• [Instructions to follow] Convert the material below into a Markdown table with two columns, "Row" for the row number and "Entry" for the line itself, and omit any blank lines.

Dataset excerpt
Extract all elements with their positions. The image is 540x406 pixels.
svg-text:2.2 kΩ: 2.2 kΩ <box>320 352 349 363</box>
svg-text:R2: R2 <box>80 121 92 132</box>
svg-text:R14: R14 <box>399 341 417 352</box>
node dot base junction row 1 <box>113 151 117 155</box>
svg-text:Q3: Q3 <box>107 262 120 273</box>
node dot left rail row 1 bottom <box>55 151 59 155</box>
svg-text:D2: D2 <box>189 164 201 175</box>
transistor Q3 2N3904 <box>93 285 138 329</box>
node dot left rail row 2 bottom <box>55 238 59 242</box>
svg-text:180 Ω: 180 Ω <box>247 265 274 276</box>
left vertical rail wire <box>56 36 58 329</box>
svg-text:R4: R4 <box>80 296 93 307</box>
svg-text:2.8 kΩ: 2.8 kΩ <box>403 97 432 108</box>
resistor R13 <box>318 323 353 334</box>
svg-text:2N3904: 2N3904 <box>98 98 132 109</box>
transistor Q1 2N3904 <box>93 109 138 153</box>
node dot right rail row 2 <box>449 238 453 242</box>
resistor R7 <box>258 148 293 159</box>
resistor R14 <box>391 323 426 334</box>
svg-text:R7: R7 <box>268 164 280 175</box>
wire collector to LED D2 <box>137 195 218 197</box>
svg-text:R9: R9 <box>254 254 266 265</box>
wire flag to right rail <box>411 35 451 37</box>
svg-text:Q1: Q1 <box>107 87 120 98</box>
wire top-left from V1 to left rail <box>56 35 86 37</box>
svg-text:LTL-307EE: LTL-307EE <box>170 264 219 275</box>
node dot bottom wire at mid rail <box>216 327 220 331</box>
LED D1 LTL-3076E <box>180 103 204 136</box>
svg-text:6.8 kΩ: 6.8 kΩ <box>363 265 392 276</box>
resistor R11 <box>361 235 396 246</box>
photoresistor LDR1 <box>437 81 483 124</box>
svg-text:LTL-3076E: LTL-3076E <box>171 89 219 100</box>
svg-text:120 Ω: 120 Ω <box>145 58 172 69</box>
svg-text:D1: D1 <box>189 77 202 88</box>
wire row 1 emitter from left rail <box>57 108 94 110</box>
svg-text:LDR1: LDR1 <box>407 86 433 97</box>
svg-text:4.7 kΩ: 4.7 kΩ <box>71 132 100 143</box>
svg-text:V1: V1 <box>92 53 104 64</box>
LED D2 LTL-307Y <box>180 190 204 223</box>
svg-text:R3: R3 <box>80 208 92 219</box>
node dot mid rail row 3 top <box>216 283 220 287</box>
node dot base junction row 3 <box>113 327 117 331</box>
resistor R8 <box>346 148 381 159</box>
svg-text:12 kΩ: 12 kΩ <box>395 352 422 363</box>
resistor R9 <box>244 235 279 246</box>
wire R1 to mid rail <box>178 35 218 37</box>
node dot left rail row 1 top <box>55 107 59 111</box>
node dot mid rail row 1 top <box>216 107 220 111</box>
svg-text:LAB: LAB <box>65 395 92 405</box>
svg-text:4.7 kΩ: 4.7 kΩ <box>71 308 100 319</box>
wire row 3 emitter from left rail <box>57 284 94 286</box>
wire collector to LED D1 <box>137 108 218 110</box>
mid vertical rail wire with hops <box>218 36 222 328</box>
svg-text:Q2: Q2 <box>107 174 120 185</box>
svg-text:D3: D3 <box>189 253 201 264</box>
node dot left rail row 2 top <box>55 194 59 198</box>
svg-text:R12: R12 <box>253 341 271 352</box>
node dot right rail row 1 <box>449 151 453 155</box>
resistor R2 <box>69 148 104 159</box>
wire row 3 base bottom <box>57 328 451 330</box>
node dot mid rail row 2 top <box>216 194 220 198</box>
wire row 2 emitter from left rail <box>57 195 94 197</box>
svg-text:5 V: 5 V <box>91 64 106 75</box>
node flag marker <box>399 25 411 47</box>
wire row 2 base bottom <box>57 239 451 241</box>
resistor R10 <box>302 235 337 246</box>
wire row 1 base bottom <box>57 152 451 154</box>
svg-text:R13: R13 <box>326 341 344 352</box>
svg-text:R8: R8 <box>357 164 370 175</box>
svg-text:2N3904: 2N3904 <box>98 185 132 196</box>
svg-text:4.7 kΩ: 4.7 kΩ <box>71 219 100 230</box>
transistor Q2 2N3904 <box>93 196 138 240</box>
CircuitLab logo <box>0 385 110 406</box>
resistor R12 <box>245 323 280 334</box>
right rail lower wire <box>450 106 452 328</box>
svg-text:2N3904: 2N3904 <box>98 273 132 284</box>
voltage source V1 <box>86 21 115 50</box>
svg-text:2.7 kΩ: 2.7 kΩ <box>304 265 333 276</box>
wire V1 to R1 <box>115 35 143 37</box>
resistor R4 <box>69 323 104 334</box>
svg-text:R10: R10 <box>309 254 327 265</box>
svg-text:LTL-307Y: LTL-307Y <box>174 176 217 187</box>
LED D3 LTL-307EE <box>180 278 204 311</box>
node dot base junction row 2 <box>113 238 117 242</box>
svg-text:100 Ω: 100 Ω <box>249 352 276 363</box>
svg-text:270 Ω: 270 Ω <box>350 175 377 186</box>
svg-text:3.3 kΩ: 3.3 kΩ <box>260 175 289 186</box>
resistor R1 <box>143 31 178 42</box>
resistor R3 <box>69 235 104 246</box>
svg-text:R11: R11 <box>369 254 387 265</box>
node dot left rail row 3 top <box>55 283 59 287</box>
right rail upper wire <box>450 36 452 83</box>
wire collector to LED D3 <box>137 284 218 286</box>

• [Result for this exercise]
| Row | Entry |
|---|---|
| 1 | Extract all elements with their positions. The image is 540x406 pixels. |
| 2 | svg-text:2.2 kΩ: 2.2 kΩ <box>320 352 349 363</box> |
| 3 | svg-text:R2: R2 <box>80 121 92 132</box> |
| 4 | svg-text:R14: R14 <box>399 341 417 352</box> |
| 5 | node dot base junction row 1 <box>113 151 117 155</box> |
| 6 | svg-text:Q3: Q3 <box>107 262 120 273</box> |
| 7 | node dot left rail row 1 bottom <box>55 151 59 155</box> |
| 8 | svg-text:D2: D2 <box>189 164 201 175</box> |
| 9 | transistor Q3 2N3904 <box>93 285 138 329</box> |
| 10 | node dot left rail row 2 bottom <box>55 238 59 242</box> |
| 11 | svg-text:180 Ω: 180 Ω <box>247 265 274 276</box> |
| 12 | left vertical rail wire <box>56 36 58 329</box> |
| 13 | svg-text:R4: R4 <box>80 296 93 307</box> |
| 14 | svg-text:2.8 kΩ: 2.8 kΩ <box>403 97 432 108</box> |
| 15 | resistor R13 <box>318 323 353 334</box> |
| 16 | svg-text:2N3904: 2N3904 <box>98 98 132 109</box> |
| 17 | transistor Q1 2N3904 <box>93 109 138 153</box> |
| 18 | node dot right rail row 2 <box>449 238 453 242</box> |
| 19 | resistor R7 <box>258 148 293 159</box> |
| 20 | resistor R14 <box>391 323 426 334</box> |
| 21 | svg-text:R7: R7 <box>268 164 280 175</box> |
| 22 | wire collector to LED D2 <box>137 195 218 197</box> |
| 23 | svg-text:R9: R9 <box>254 254 266 265</box> |
| 24 | wire flag to right rail <box>411 35 451 37</box> |
| 25 | svg-text:Q1: Q1 <box>107 87 120 98</box> |
| 26 | wire top-left from V1 to left rail <box>56 35 86 37</box> |
| 27 | svg-text:LTL-307EE: LTL-307EE <box>170 264 219 275</box> |
| 28 | node dot bottom wire at mid rail <box>216 327 220 331</box> |
| 29 | LED D1 LTL-3076E <box>180 103 204 136</box> |
| 30 | svg-text:6.8 kΩ: 6.8 kΩ <box>363 265 392 276</box> |
| 31 | resistor R11 <box>361 235 396 246</box> |
| 32 | photoresistor LDR1 <box>437 81 483 124</box> |
| 33 | svg-text:LTL-3076E: LTL-3076E <box>171 89 219 100</box> |
| 34 | svg-text:120 Ω: 120 Ω <box>145 58 172 69</box> |
| 35 | svg-text:D1: D1 <box>189 77 202 88</box> |
| 36 | wire row 1 emitter from left rail <box>57 108 94 110</box> |
| 37 | svg-text:LDR1: LDR1 <box>407 86 433 97</box> |
| 38 | svg-text:4.7 kΩ: 4.7 kΩ <box>71 132 100 143</box> |
| 39 | svg-text:V1: V1 <box>92 53 104 64</box> |
| 40 | LED D2 LTL-307Y <box>180 190 204 223</box> |
| 41 | svg-text:R3: R3 <box>80 208 92 219</box> |
| 42 | node dot mid rail row 3 top <box>216 283 220 287</box> |
| 43 | node dot base junction row 3 <box>113 327 117 331</box> |
| 44 | resistor R8 <box>346 148 381 159</box> |
| 45 | svg-text:12 kΩ: 12 kΩ <box>395 352 422 363</box> |
| 46 | resistor R9 <box>244 235 279 246</box> |
| 47 | wire R1 to mid rail <box>178 35 218 37</box> |
| 48 | node dot left rail row 1 top <box>55 107 59 111</box> |
| 49 | node dot mid rail row 1 top <box>216 107 220 111</box> |
| 50 | svg-text:LAB: LAB <box>65 395 92 405</box> |
| 51 | svg-text:4.7 kΩ: 4.7 kΩ <box>71 308 100 319</box> |
| 52 | wire row 3 emitter from left rail <box>57 284 94 286</box> |
| 53 | wire collector to LED D1 <box>137 108 218 110</box> |
| 54 | mid vertical rail wire with hops <box>218 36 222 328</box> |
| 55 | svg-text:Q2: Q2 <box>107 174 120 185</box> |
| 56 | svg-text:D3: D3 <box>189 253 201 264</box> |
| 57 | node dot left rail row 2 top <box>55 194 59 198</box> |
| 58 | svg-text:R12: R12 <box>253 341 271 352</box> |
| 59 | node dot right rail row 1 <box>449 151 453 155</box> |
| 60 | resistor R2 <box>69 148 104 159</box> |
| 61 | wire row 3 base bottom <box>57 328 451 330</box> |
| 62 | node dot mid rail row 2 top <box>216 194 220 198</box> |
| 63 | wire row 2 emitter from left rail <box>57 195 94 197</box> |
| 64 | svg-text:5 V: 5 V <box>91 64 106 75</box> |
| 65 | node flag marker <box>399 25 411 47</box> |
| 66 | wire row 2 base bottom <box>57 239 451 241</box> |
| 67 | resistor R10 <box>302 235 337 246</box> |
| 68 | wire row 1 base bottom <box>57 152 451 154</box> |
| 69 | svg-text:R13: R13 <box>326 341 344 352</box> |
| 70 | svg-text:R8: R8 <box>357 164 370 175</box> |
| 71 | svg-text:2N3904: 2N3904 <box>98 185 132 196</box> |
| 72 | svg-text:4.7 kΩ: 4.7 kΩ <box>71 219 100 230</box> |
| 73 | transistor Q2 2N3904 <box>93 196 138 240</box> |
| 74 | CircuitLab logo <box>0 385 110 406</box> |
| 75 | resistor R12 <box>245 323 280 334</box> |
| 76 | right rail lower wire <box>450 106 452 328</box> |
| 77 | svg-text:2N3904: 2N3904 <box>98 273 132 284</box> |
| 78 | voltage source V1 <box>86 21 115 50</box> |
| 79 | svg-text:2.7 kΩ: 2.7 kΩ <box>304 265 333 276</box> |
| 80 | wire V1 to R1 <box>115 35 143 37</box> |
| 81 | resistor R4 <box>69 323 104 334</box> |
| 82 | svg-text:R10: R10 <box>309 254 327 265</box> |
| 83 | svg-text:LTL-307Y: LTL-307Y <box>174 176 217 187</box> |
| 84 | LED D3 LTL-307EE <box>180 278 204 311</box> |
| 85 | node dot base junction row 2 <box>113 238 117 242</box> |
| 86 | svg-text:100 Ω: 100 Ω <box>249 352 276 363</box> |
| 87 | svg-text:270 Ω: 270 Ω <box>350 175 377 186</box> |
| 88 | svg-text:3.3 kΩ: 3.3 kΩ <box>260 175 289 186</box> |
| 89 | resistor R1 <box>143 31 178 42</box> |
| 90 | resistor R3 <box>69 235 104 246</box> |
| 91 | svg-text:R11: R11 <box>369 254 387 265</box> |
| 92 | node dot left rail row 3 top <box>55 283 59 287</box> |
| 93 | right rail upper wire <box>450 36 452 83</box> |
| 94 | wire collector to LED D3 <box>137 284 218 286</box> |